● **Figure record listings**

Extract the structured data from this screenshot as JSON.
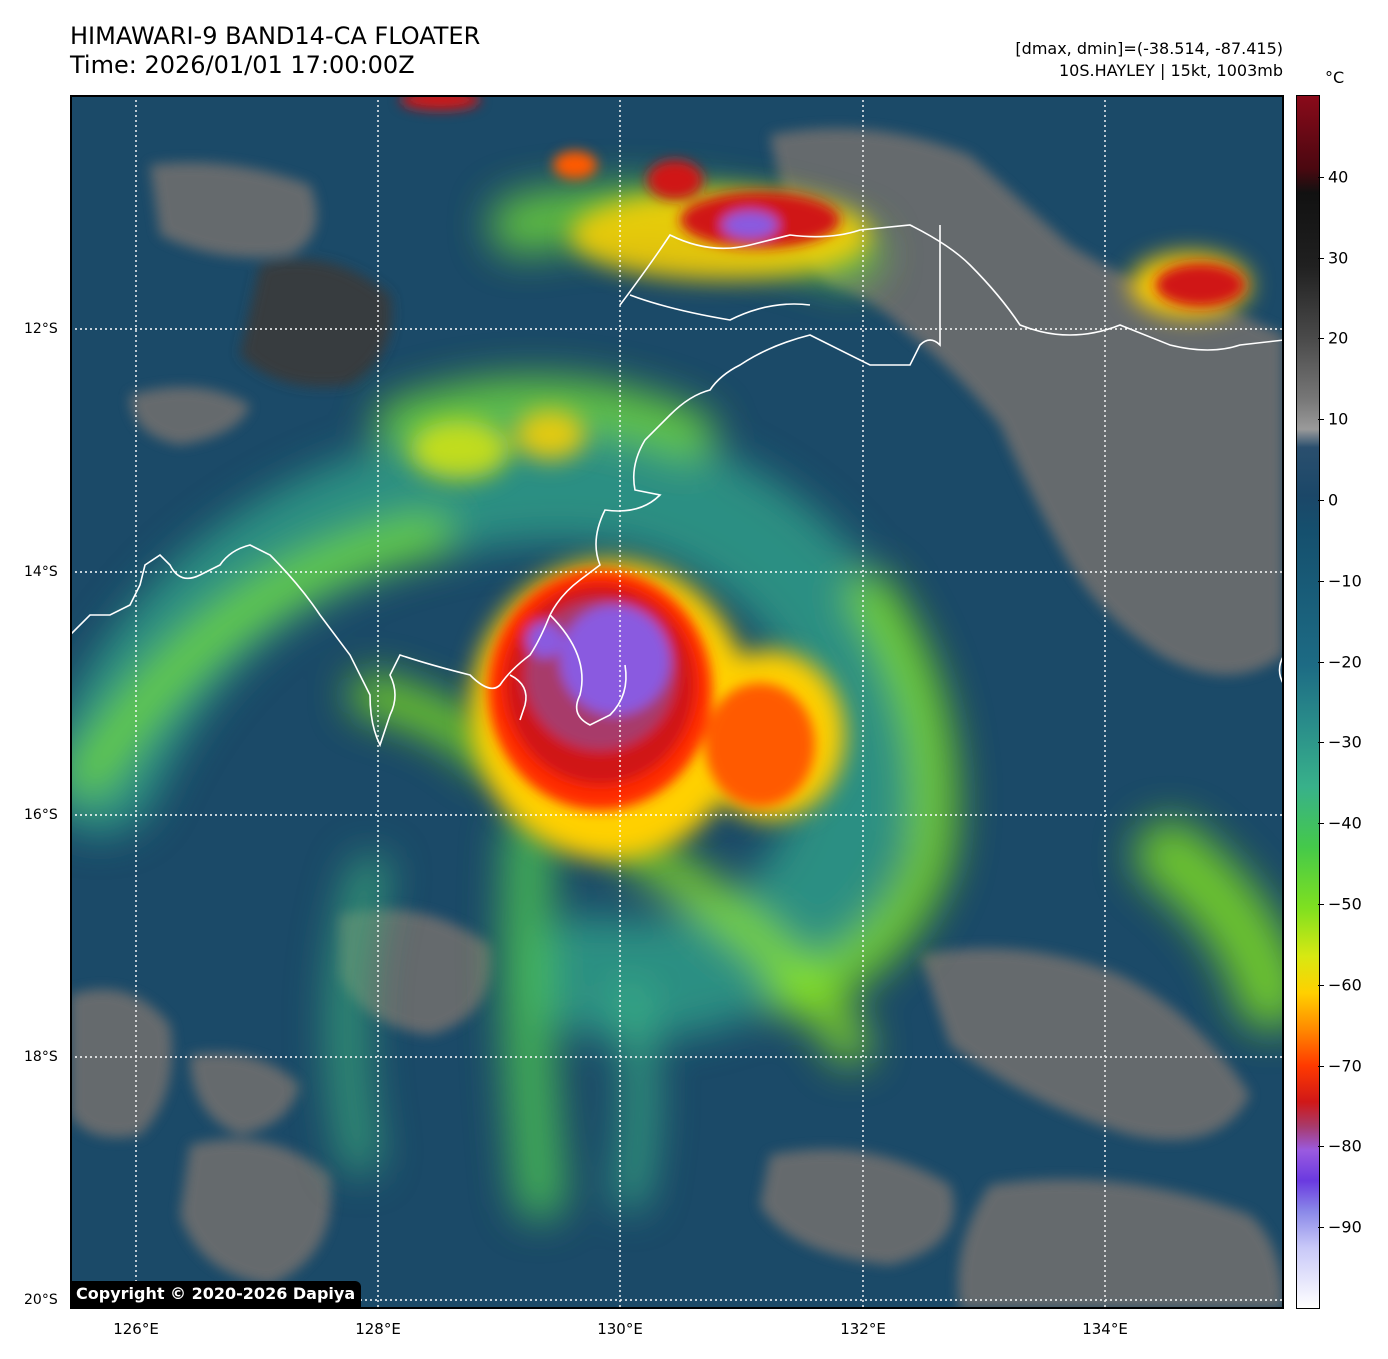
{
  "header": {
    "title_line1": "HIMAWARI-9 BAND14-CA FLOATER",
    "title_line2": "Time: 2026/01/01 17:00:00Z",
    "stats_line": "[dmax, dmin]=(-38.514, -87.415)",
    "storm_line": "10S.HAYLEY | 15kt, 1003mb"
  },
  "colorbar": {
    "unit": "°C",
    "ticks": [
      "40",
      "30",
      "20",
      "10",
      "0",
      "−10",
      "−20",
      "−30",
      "−40",
      "−50",
      "−60",
      "−70",
      "−80",
      "−90"
    ],
    "range": [
      -100,
      50
    ],
    "colors": {
      "warm": "#8a0a1a",
      "land": "#777777",
      "ocean": "#1b4768",
      "cloud_mid": "#45c94a",
      "cloud_high": "#ffd000",
      "cloud_cold": "#d01818",
      "cloud_coldest": "#6a3ae0"
    }
  },
  "axes": {
    "lat_labels": [
      "12°S",
      "14°S",
      "16°S",
      "18°S",
      "20°S"
    ],
    "lon_labels": [
      "126°E",
      "128°E",
      "130°E",
      "132°E",
      "134°E"
    ],
    "grid": "dotted white"
  },
  "map": {
    "extent": {
      "lon_min": 125.45,
      "lon_max": 135.45,
      "lat_min": -20.0,
      "lat_max": -10.05
    },
    "storm_center": {
      "lon": 130.2,
      "lat": -14.9
    }
  },
  "footer": {
    "copyright": "Copyright © 2020-2026 Dapiya"
  }
}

● **WHAT YOU HAVE TO DO**
Transcribe all the records above word for word, without their images.

● **FINISHED EXERCISE**
Extract the structured data from this screenshot as JSON.
{
  "header": {
    "title_line1": "HIMAWARI-9 BAND14-CA FLOATER",
    "title_line2": "Time: 2026/01/01 17:00:00Z",
    "stats_line": "[dmax, dmin]=(-38.514, -87.415)",
    "storm_line": "10S.HAYLEY | 15kt, 1003mb"
  },
  "colorbar": {
    "unit": "°C",
    "ticks": [
      "40",
      "30",
      "20",
      "10",
      "0",
      "−10",
      "−20",
      "−30",
      "−40",
      "−50",
      "−60",
      "−70",
      "−80",
      "−90"
    ],
    "range": [
      -100,
      50
    ],
    "colors": {
      "warm": "#8a0a1a",
      "land": "#777777",
      "ocean": "#1b4768",
      "cloud_mid": "#45c94a",
      "cloud_high": "#ffd000",
      "cloud_cold": "#d01818",
      "cloud_coldest": "#6a3ae0"
    }
  },
  "axes": {
    "lat_labels": [
      "12°S",
      "14°S",
      "16°S",
      "18°S",
      "20°S"
    ],
    "lon_labels": [
      "126°E",
      "128°E",
      "130°E",
      "132°E",
      "134°E"
    ],
    "grid": "dotted white"
  },
  "map": {
    "extent": {
      "lon_min": 125.45,
      "lon_max": 135.45,
      "lat_min": -20.0,
      "lat_max": -10.05
    },
    "storm_center": {
      "lon": 130.2,
      "lat": -14.9
    }
  },
  "footer": {
    "copyright": "Copyright © 2020-2026 Dapiya"
  }
}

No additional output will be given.